**Written instruction:** The data below needs to be returned exactly, line for line.

**Record list:**

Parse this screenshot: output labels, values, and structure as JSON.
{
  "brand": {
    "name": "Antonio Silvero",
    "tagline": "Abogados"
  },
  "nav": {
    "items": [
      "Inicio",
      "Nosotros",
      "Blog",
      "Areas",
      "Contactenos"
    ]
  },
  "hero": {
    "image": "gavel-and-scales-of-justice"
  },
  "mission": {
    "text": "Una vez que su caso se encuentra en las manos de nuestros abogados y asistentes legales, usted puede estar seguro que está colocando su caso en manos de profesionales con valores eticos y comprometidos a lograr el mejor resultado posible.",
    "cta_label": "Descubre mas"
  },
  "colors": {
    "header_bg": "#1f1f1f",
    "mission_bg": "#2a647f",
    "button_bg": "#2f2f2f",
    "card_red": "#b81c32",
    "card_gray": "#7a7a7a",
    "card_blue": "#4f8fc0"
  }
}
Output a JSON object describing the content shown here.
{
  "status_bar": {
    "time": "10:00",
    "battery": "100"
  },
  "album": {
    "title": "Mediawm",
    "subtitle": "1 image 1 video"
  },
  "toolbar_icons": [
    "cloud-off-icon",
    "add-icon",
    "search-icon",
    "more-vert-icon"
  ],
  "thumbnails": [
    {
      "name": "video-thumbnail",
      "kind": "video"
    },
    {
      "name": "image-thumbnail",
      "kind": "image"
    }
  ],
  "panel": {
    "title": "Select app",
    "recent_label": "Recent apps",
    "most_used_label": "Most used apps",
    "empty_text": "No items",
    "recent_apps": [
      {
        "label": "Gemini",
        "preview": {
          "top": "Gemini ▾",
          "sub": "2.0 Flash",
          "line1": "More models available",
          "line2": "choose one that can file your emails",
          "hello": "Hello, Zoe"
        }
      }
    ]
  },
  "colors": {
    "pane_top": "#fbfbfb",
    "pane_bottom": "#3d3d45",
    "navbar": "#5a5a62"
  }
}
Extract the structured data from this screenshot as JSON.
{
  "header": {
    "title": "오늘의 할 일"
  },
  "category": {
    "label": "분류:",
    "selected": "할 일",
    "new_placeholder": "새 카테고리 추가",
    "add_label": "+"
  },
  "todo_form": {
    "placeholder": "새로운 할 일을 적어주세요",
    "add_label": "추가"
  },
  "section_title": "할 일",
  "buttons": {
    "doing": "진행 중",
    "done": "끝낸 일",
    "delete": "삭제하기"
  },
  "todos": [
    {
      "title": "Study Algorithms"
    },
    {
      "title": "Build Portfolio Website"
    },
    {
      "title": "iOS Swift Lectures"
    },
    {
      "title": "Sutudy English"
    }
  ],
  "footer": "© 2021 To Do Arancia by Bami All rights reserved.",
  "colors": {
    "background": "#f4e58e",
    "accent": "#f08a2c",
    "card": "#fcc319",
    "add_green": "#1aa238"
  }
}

**Full output:**
Parse this screenshot: output labels, values, and structure as JSON.
{
  "brand": {
    "name": "Antonio Silvero",
    "tagline": "Abogados"
  },
  "nav": {
    "items": [
      "Inicio",
      "Nosotros",
      "Blog",
      "Areas",
      "Contactenos"
    ]
  },
  "hero": {
    "image": "gavel-and-scales-of-justice"
  },
  "mission": {
    "text": "Una vez que su caso se encuentra en las manos de nuestros abogados y asistentes legales, usted puede estar seguro que está colocando su caso en manos de profesionales con valores eticos y comprometidos a lograr el mejor resultado posible.",
    "cta_label": "Descubre mas"
  },
  "colors": {
    "header_bg": "#1f1f1f",
    "mission_bg": "#2a647f",
    "button_bg": "#2f2f2f",
    "card_red": "#b81c32",
    "card_gray": "#7a7a7a",
    "card_blue": "#4f8fc0"
  }
}
Output a JSON object describing the content shown here.
{
  "status_bar": {
    "time": "10:00",
    "battery": "100"
  },
  "album": {
    "title": "Mediawm",
    "subtitle": "1 image 1 video"
  },
  "toolbar_icons": [
    "cloud-off-icon",
    "add-icon",
    "search-icon",
    "more-vert-icon"
  ],
  "thumbnails": [
    {
      "name": "video-thumbnail",
      "kind": "video"
    },
    {
      "name": "image-thumbnail",
      "kind": "image"
    }
  ],
  "panel": {
    "title": "Select app",
    "recent_label": "Recent apps",
    "most_used_label": "Most used apps",
    "empty_text": "No items",
    "recent_apps": [
      {
        "label": "Gemini",
        "preview": {
          "top": "Gemini ▾",
          "sub": "2.0 Flash",
          "line1": "More models available",
          "line2": "choose one that can file your emails",
          "hello": "Hello, Zoe"
        }
      }
    ]
  },
  "colors": {
    "pane_top": "#fbfbfb",
    "pane_bottom": "#3d3d45",
    "navbar": "#5a5a62"
  }
}
Extract the structured data from this screenshot as JSON.
{
  "header": {
    "title": "오늘의 할 일"
  },
  "category": {
    "label": "분류:",
    "selected": "할 일",
    "new_placeholder": "새 카테고리 추가",
    "add_label": "+"
  },
  "todo_form": {
    "placeholder": "새로운 할 일을 적어주세요",
    "add_label": "추가"
  },
  "section_title": "할 일",
  "buttons": {
    "doing": "진행 중",
    "done": "끝낸 일",
    "delete": "삭제하기"
  },
  "todos": [
    {
      "title": "Study Algorithms"
    },
    {
      "title": "Build Portfolio Website"
    },
    {
      "title": "iOS Swift Lectures"
    },
    {
      "title": "Sutudy English"
    }
  ],
  "footer": "© 2021 To Do Arancia by Bami All rights reserved.",
  "colors": {
    "background": "#f4e58e",
    "accent": "#f08a2c",
    "card": "#fcc319",
    "add_green": "#1aa238"
  }
}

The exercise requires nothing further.